### [Supplied text]

┌────────

Received a sms from an unknown person this morning
Informing me a job opportunity and inform me to wait for the letter
If it was sent straight away after my last paper
I think I will be overjoyed
But then, it only came now
Now as in I am already working
It makes me very confused and troubled =(
I cant stop thinking about it throughout the day
Make me cant concentrate on my training sessions
Some of my colleagues can sense the uneasiness of me
And some of my friends have already kana calls from me
(paiseh yah =x)
After all the talking and serious thinking
I decided to give it a miss
I dunno if I will regret this decision or not
But to be fair to the company that I am working with now
I shouldnt be doing this kind of 偷偷摸摸的事情 and run away right?
And somemore the things they offering me is really not bad
If I havent start working I think i will resign immediately
But then after this 2 weeks (though I also understand that this is only the beginning and things might change)

└────────

### [Dataset]
┌────────

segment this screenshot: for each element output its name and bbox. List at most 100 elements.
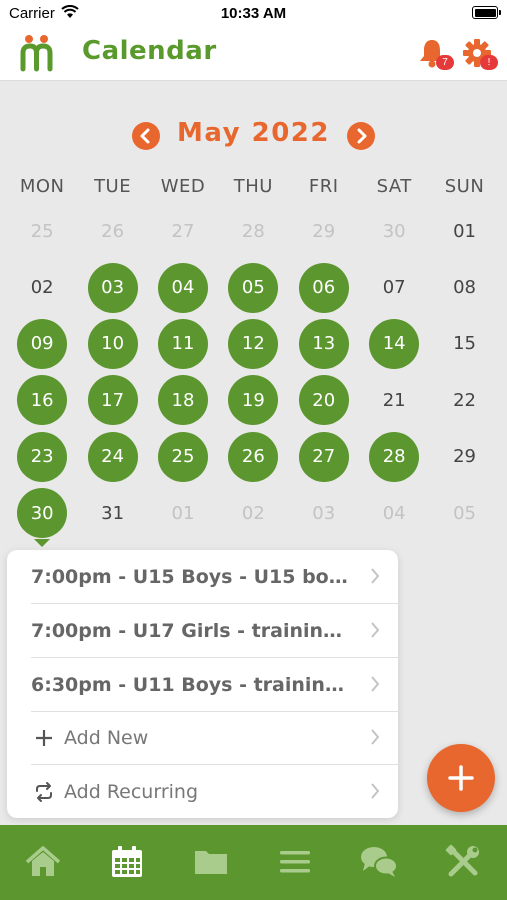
day-number: 02 [241,502,265,524]
calendar-day[interactable]: 03 [77,259,147,315]
calendar-day[interactable]: 10 [77,316,147,372]
calendar-day[interactable]: 24 [77,429,147,485]
chevron-right-icon [371,729,380,745]
calendar-day[interactable]: 18 [148,372,218,428]
add-recurring-event-button[interactable]: Add Recurring [31,765,398,818]
calendar-day[interactable]: 20 [289,372,359,428]
event-item[interactable]: 7:00pm - U15 Boys - U15 boys training [31,550,398,604]
calendar-day[interactable]: 28 [359,429,429,485]
chat-icon [361,847,398,877]
calendar-day[interactable]: 01 [429,203,499,259]
calendar-day[interactable]: 30 [359,203,429,259]
calendar-day[interactable]: 19 [218,372,288,428]
calendar-day[interactable]: 21 [359,372,429,428]
day-number: 30 [382,220,406,242]
day-number: 10 [87,318,138,369]
calendar-day[interactable]: 26 [77,203,147,259]
calendar-day[interactable]: 16 [7,372,77,428]
calendar-day[interactable]: 06 [289,259,359,315]
calendar-day[interactable]: 08 [429,259,499,315]
calendar-day[interactable]: 15 [429,316,499,372]
calendar-day[interactable]: 09 [7,316,77,372]
tab-calendar[interactable] [106,841,148,883]
weekday-label: MON [19,176,65,197]
calendar-day[interactable]: 14 [359,316,429,372]
calendar-day[interactable]: 22 [429,372,499,428]
calendar-day[interactable]: 04 [148,259,218,315]
day-number: 16 [17,375,68,426]
calendar-day[interactable]: 27 [289,429,359,485]
calendar-day[interactable]: 25 [7,203,77,259]
notifications-button[interactable]: 7 [418,38,454,70]
tab-tools[interactable] [442,841,484,883]
calendar-day[interactable]: 29 [289,203,359,259]
day-number: 09 [17,318,68,369]
tab-chat[interactable] [358,841,400,883]
calendar-day[interactable]: 26 [218,429,288,485]
day-number: 15 [453,333,476,355]
weekday-label: TUE [94,176,132,197]
calendar-day[interactable]: 07 [359,259,429,315]
day-number: 21 [382,389,406,411]
add-recurring-label: Add Recurring [64,780,199,803]
bottom-tab-bar [0,825,507,900]
calendar-day[interactable]: 02 [7,259,77,315]
chevron-right-icon [371,676,380,692]
tab-files[interactable] [190,841,232,883]
event-title: 6:30pm - U11 Boys - training session [31,673,349,696]
day-number: 03 [312,502,336,524]
day-number: 24 [87,431,138,482]
calendar-day[interactable]: 23 [7,429,77,485]
day-number: 11 [157,318,208,369]
day-number: 27 [171,220,195,242]
calendar-day[interactable]: 05 [429,485,499,541]
add-new-label: Add New [64,726,149,749]
day-number: 03 [87,262,138,313]
day-number: 25 [30,220,54,242]
chevron-right-icon [357,128,367,144]
menu-icon [280,851,310,873]
calendar-day[interactable]: 11 [148,316,218,372]
folder-icon [195,851,227,874]
calendar-day[interactable]: 04 [359,485,429,541]
calendar-day[interactable]: 25 [148,429,218,485]
day-number: 30 [17,488,68,539]
weekday-label: WED [160,176,206,197]
repeat-icon [36,781,52,802]
home-icon [25,846,61,876]
calendar-day[interactable]: 02 [218,485,288,541]
calendar-day[interactable]: 29 [429,429,499,485]
calendar-day[interactable]: 28 [218,203,288,259]
day-number: 28 [241,220,265,242]
day-number: 06 [298,262,349,313]
add-new-event-button[interactable]: Add New [31,711,398,765]
weekday-label: SAT [376,176,412,197]
day-number: 01 [453,220,476,242]
calendar-day[interactable]: 03 [289,485,359,541]
tools-icon [445,844,479,877]
calendar-day[interactable]: 17 [77,372,147,428]
settings-button[interactable]: ! [462,38,498,70]
chevron-right-icon [371,622,380,638]
day-number: 18 [157,375,208,426]
calendar-day[interactable]: 27 [148,203,218,259]
next-month-button[interactable] [347,122,375,150]
clock: 10:33 AM [220,5,287,22]
event-item[interactable]: 7:00pm - U17 Girls - training session [31,604,398,658]
notification-badge: 7 [436,55,454,70]
add-event-fab[interactable] [427,744,495,812]
calendar-day[interactable]: 13 [289,316,359,372]
event-item[interactable]: 6:30pm - U11 Boys - training session [31,658,398,712]
tab-home[interactable] [22,841,64,883]
calendar-day[interactable]: 12 [218,316,288,372]
tab-menu[interactable] [274,841,316,883]
calendar-day-selected[interactable]: 30 [7,485,77,548]
calendar-day[interactable]: 31 [77,485,147,541]
day-number: 04 [157,262,208,313]
calendar-day[interactable]: 01 [148,485,218,541]
month-navigation: May 2022 [0,112,507,158]
day-number: 26 [101,220,125,242]
calendar-day[interactable]: 05 [218,259,288,315]
day-number: 02 [30,277,54,299]
day-number: 20 [298,375,349,426]
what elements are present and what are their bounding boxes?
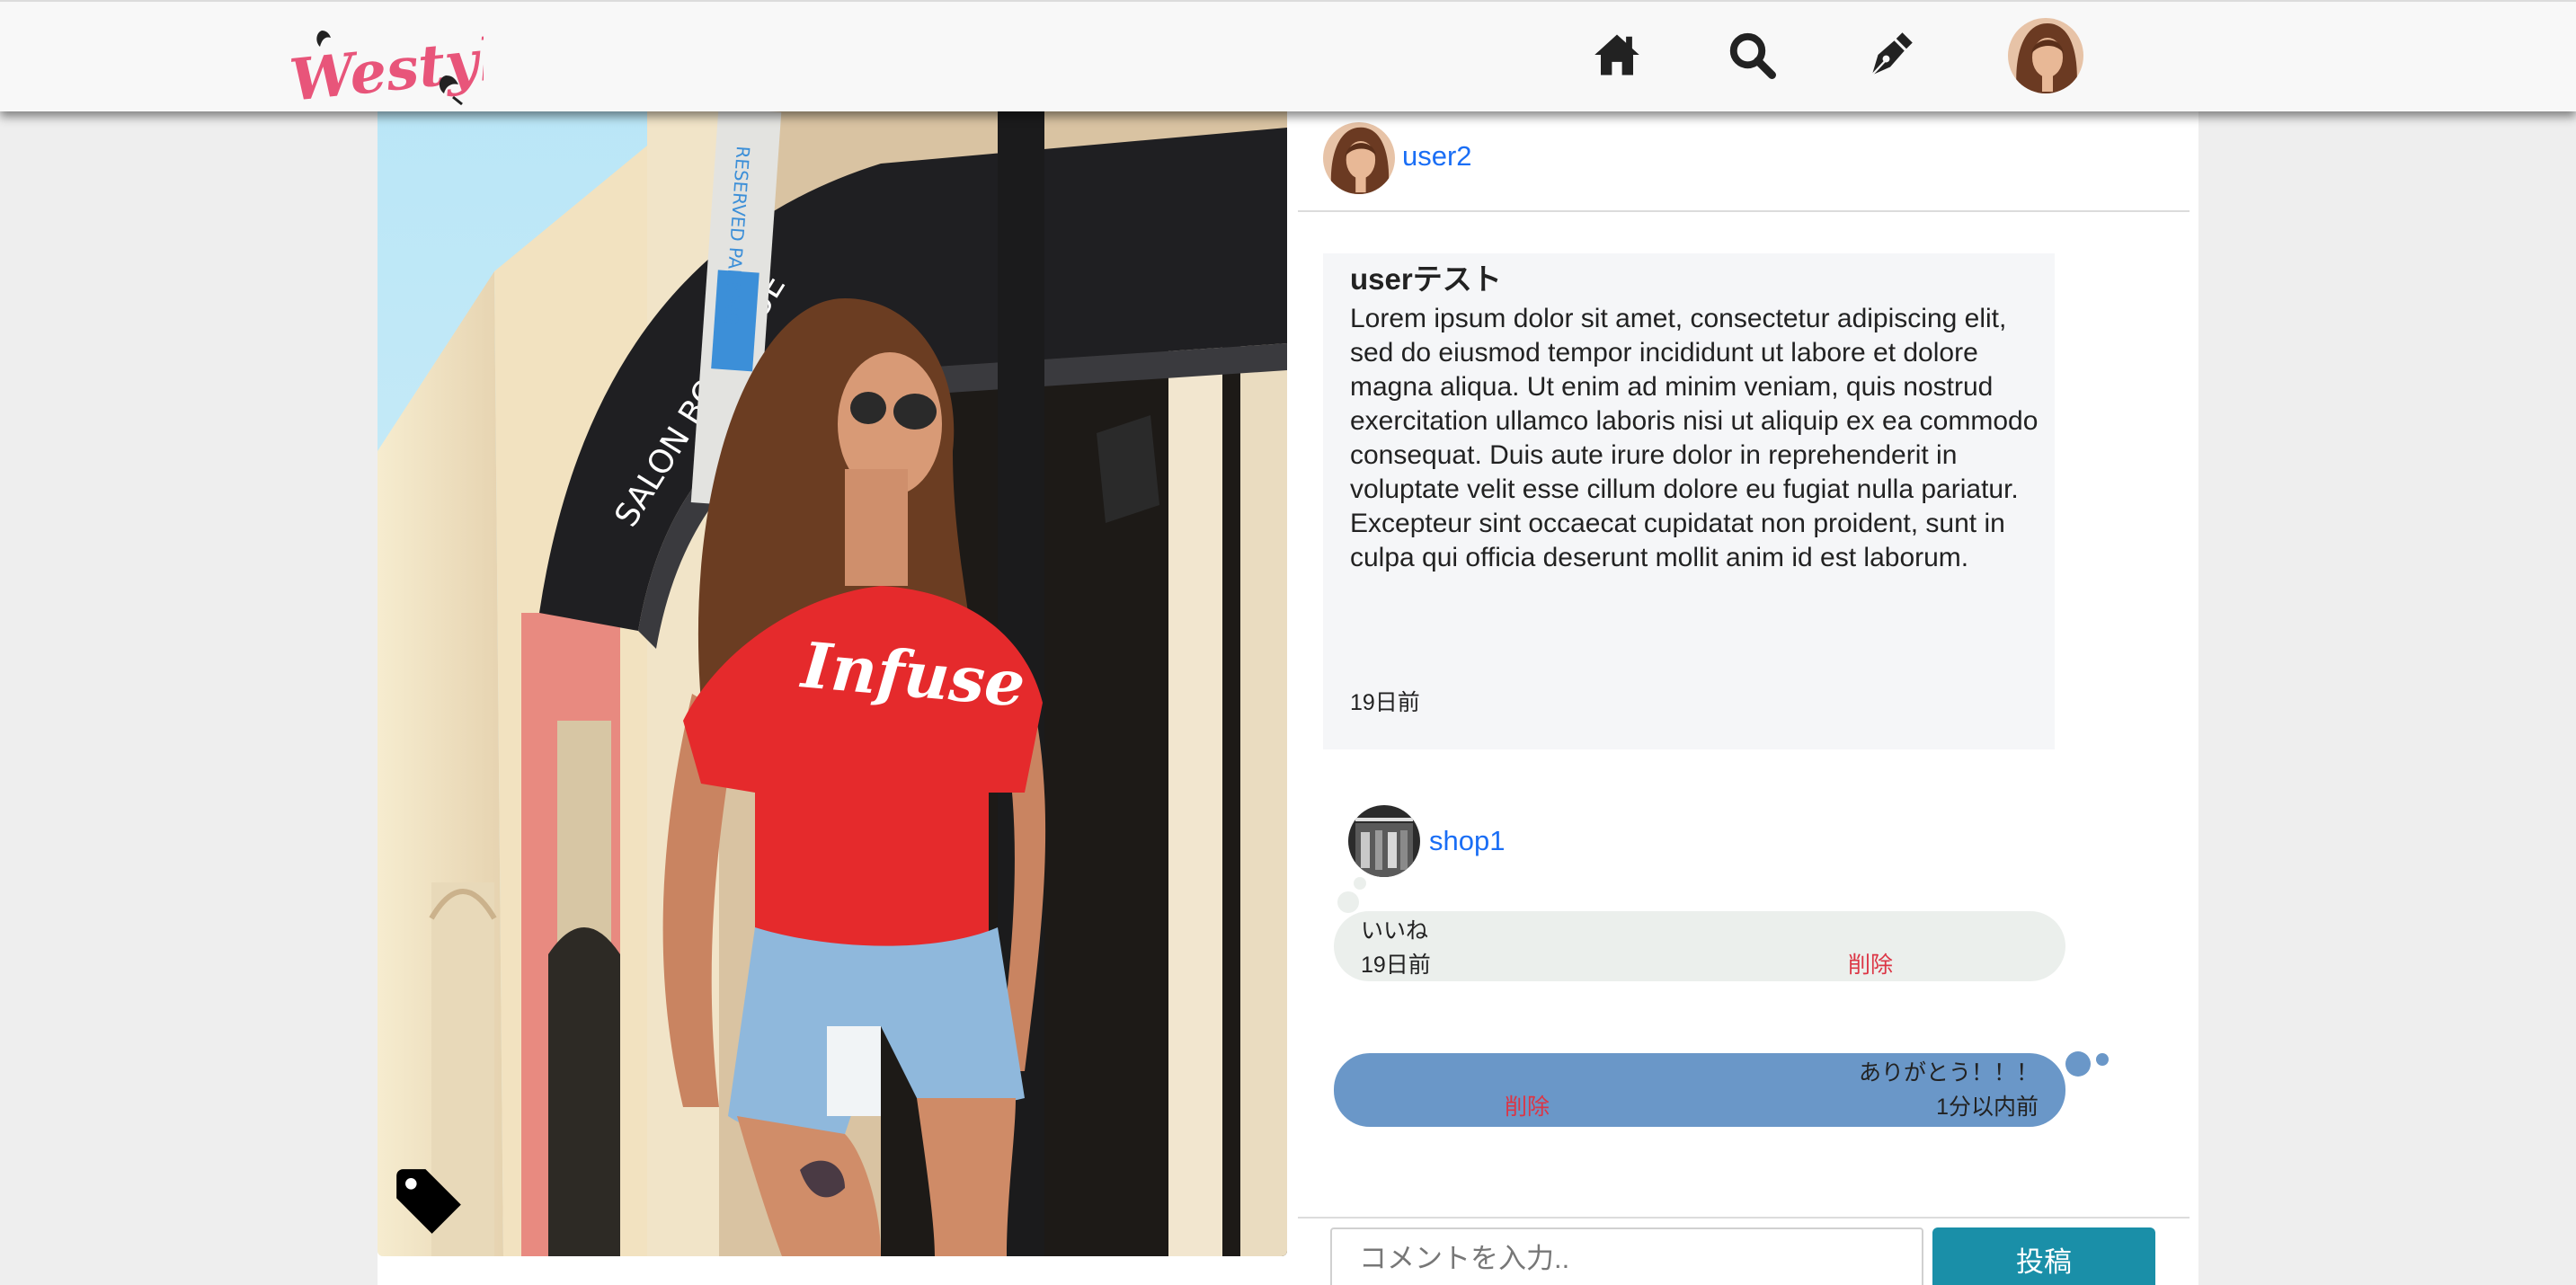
submit-comment-button[interactable]: 投稿 (1932, 1227, 2155, 1285)
post-body: Lorem ipsum dolor sit amet, consectetur … (1350, 304, 2039, 572)
bubble-tail (1337, 891, 1359, 913)
westyle-logo[interactable]: Westyle (286, 14, 484, 113)
comment-input[interactable] (1330, 1227, 1923, 1285)
divider (1298, 210, 2190, 212)
home-icon[interactable] (1593, 31, 1641, 79)
bubble-tail (2065, 1051, 2091, 1077)
top-navbar: Westyle (0, 0, 2576, 113)
comment-bubble-self: ありがとう！！！ 1分以内前 削除 (1334, 1053, 2065, 1127)
tag-icon[interactable] (390, 1163, 467, 1240)
comment-text: ありがとう！！！ (1858, 1060, 2039, 1086)
comment-bubble: いいね 19日前 削除 (1334, 911, 2065, 981)
bubble-tail (2096, 1053, 2109, 1066)
comment-text: いいね (1361, 918, 1429, 944)
pen-icon[interactable] (1866, 31, 1914, 79)
user-avatar[interactable] (2008, 18, 2083, 93)
search-icon[interactable] (1728, 31, 1776, 79)
comment-time: 19日前 (1361, 953, 1431, 978)
post-image: SALON BOUTIQUE RESERVED PARKING Infuse (378, 74, 1287, 1256)
comment-author-avatar[interactable] (1348, 805, 1420, 877)
divider (1298, 1217, 2190, 1219)
delete-comment-button[interactable]: 削除 (1505, 1089, 1550, 1121)
comment-author-link[interactable]: shop1 (1429, 825, 1505, 857)
post-timestamp: 19日前 (1350, 690, 1420, 715)
post-author-avatar[interactable] (1323, 122, 1395, 194)
post-author-link[interactable]: user2 (1402, 140, 1472, 173)
comment-time: 1分以内前 (1936, 1094, 2039, 1120)
delete-comment-button[interactable]: 削除 (1848, 947, 1893, 979)
post-content: userテスト Lorem ipsum dolor sit amet, cons… (1323, 253, 2055, 749)
bubble-tail (1354, 877, 1366, 890)
post-title: userテスト (1350, 262, 1502, 296)
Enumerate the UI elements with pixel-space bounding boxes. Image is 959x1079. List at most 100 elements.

└────────

### [Exercise details]
Copy the post from "After all the" up to and including "run away right?", but swap "decision" for "choice". The records have nothing to do with this.

### [Solution to this task]
After all the talking and serious thinking
I decided to give it a miss
I dunno if I will regret this choice or not
But to be fair to the company that I am working with now
I shouldnt be doing this kind of 偷偷摸摸的事情 and run away right?